株式会社Be-Doでは、都道府県別の地震と地盤災害の特徴について紹介するコラムを公開してまいります。とくに地形的特徴、過去の災害の履歴、懸念される地震、地盤の揺れやすさについて、順を追って紹介してまいります。今回は、福岡県の地形・災害と地震について紹介します。

 福岡県の地形的特徴

 福岡県は九州の北東部に位置しており、北東には関門海峡を隔てて山口県、南東には大分県、南に熊本県、西に佐賀県と接しています。旧国名の筑前国、筑後国、豊前国の一部の範囲からなっています。

 福岡県の地形的特徴は、北に玄界灘、北東に周防灘、南西に有明海の海に接しており、主に川沿いや大河川沿いの平野部と山地に分かれています。那珂川流域の平野である福岡平野九州一の大都市・福岡市を抱える平野で、東側に福智山地、南側に脊振山地に囲まれています。

 脊振山地の南には、筑後川流域の筑紫平野があります。筑紫平野は、福岡県側を筑後平野(佐賀側は佐賀平野)と呼ぶことや、平野が狭まっている久留米付近を境に、下流側を南筑平野、上流側を両筑(北野)平野と呼ぶこともあります。筑紫平野の南には耳納山地が、さらに矢部川の南には筑肥山地があります。

 県内北東部の遠賀川流域には直方平野があり、東側に福智山地、南側に古処山地があります。上流側の盆地を筑豊盆地と呼ぶこともあります。各沿岸部の海岸沿いには広く、海岸平野が広がっています。

福岡県の地形区分(地理院地図「地形区分」に地形の名前を加筆)

福岡県における過去の災害の履歴

  • 地震

 福岡県で発生した地震として大きなものは、最近では2016年4月に起きた熊本地震が記憶に新しいでしょう。熊本地震では、隣県で震源となった熊本県内では震度7を2回記録して甚大な被害がありました。福岡県では、16日の本震で、久留米市、柳川市、大川市、みやま市で震度5強を観測し、福岡県内では住宅に被害として半壊4棟、一部破損251棟という被害が出ています(内閣府まとめ)。
——————
— 課題 —
福岡県の地形と災害を紹介する文章を、最後の文の次から書き進めること。

— 提供資料 —
——————
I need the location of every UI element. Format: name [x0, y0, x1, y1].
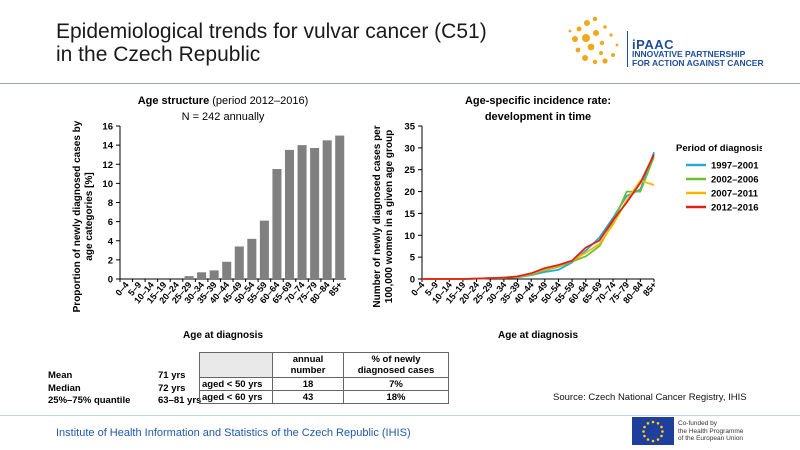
——————
— 解答 —
 近年で最も福岡県に被害が大きかった地震としては、2005年3月20日10時53分に発生した「福岡県西方沖地震」があります。この地震は、福岡県西方沖の深さ約9kmで発生したマグニチュード7.0の地震で、福岡県福岡市、前原市及び佐賀県みやき町で震度6弱の震度を観測しています。この地震により、死者1名、負傷者1,087名、住家全壊133棟、住家の半壊244棟、一部破損8,620棟の被害が発生したとされています(内閣府)。

 福岡県西方沖地震は、「警固断層(けごだんそう)」と呼ばれる活断層で起きた地震として知られています。警固断層帯は、下の図の通り博多湾から陸域にかかる南東部と、海側に延びる北西部に分かれていますが、そのうち海側に当たる北西部の沖合い、玄界灘で発生した地震でした。

警固断層帯の位置(地震本部「警固断層帯」より)

・台風など

 福岡県では、近年豪雨災害が多発しています。とくに、平成 29 年(2017年)の九州北部豪雨以降、平成 30 年 7 月豪雨、令和元年 (2019年)7 月、8 月の大雨、そして令和 2 年(2020年) 7 月豪雨など毎年のように豪雨災害に見舞われています。福岡県は台風の影響を受けることが多く、7~8月をピークとして、6月から9月の梅雨~台風シーズンの降水量が多くなっています(気象庁HP)。

 九州北部に甚大な被害をもたらした2017年の九州北部豪雨における被害は、福岡県内で死者37名、(うち、朝倉市33名、東峰村3名、その他1名)、行方不明者が2名(朝倉市2名)、家屋被害 が全壊287件(朝倉市260件、東峰村26件、その他1件)、半壊822件(朝倉市782件、東峰村37件、その他3件)、一部損壊39件 (東峰村8件、その他31件)、床上浸水22件、床下浸水598件という甚大なものでした(福岡県)。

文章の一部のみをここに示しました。